The entries that follow should be written out exactly.

** BEGIN **

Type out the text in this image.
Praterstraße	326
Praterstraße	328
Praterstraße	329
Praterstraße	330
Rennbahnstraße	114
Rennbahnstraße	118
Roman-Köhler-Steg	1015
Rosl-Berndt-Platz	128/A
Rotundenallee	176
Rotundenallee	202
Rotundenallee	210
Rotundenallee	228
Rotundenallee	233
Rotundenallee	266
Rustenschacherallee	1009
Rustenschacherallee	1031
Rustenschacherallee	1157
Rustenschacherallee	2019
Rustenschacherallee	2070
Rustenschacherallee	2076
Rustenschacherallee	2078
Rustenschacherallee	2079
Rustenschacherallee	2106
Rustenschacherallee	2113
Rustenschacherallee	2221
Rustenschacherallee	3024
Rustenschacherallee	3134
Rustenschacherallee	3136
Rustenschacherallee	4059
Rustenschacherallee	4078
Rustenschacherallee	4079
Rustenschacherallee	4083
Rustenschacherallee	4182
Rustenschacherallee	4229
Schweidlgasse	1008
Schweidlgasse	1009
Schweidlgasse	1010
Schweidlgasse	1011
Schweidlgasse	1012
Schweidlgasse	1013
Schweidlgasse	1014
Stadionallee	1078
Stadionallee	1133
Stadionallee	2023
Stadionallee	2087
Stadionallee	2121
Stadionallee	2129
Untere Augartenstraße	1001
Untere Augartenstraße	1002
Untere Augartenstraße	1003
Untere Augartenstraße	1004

** END **

## SOLVED EXERCISE
Type out the text in this image.
Praterstraße	326
Praterstraße	328
Praterstraße	329
Praterstraße	330
Rennbahnstraße	114
Rennbahnstraße	118
Roman-Köhler-Steg	1015
Rosl-Berndt-Platz	128/A
Rotundenallee	176
Rotundenallee	202
Rotundenallee	210
Rotundenallee	228
Rotundenallee	233
Rotundenallee	266
Rustenschacherallee	1009
Rustenschacherallee	1031
Rustenschacherallee	1157
Rustenschacherallee	2019
Rustenschacherallee	2070
Rustenschacherallee	2076
Rustenschacherallee	2078
Rustenschacherallee	2079
Rustenschacherallee	2106
Rustenschacherallee	2113
Rustenschacherallee	2221
Rustenschacherallee	3024
Rustenschacherallee	3134
Rustenschacherallee	3136
Rustenschacherallee	4059
Rustenschacherallee	4078
Rustenschacherallee	4079
Rustenschacherallee	4083
Rustenschacherallee	4182
Rustenschacherallee	4229
Schweidlgasse	1008
Schweidlgasse	1009
Schweidlgasse	1010
Schweidlgasse	1011
Schweidlgasse	1012
Schweidlgasse	1013
Schweidlgasse	1014
Stadionallee	1078
Stadionallee	1133
Stadionallee	2023
Stadionallee	2087
Stadionallee	2121
Stadionallee	2129
Untere Augartenstraße	1001
Untere Augartenstraße	1002
Untere Augartenstraße	1003
Untere Augartenstraße	1004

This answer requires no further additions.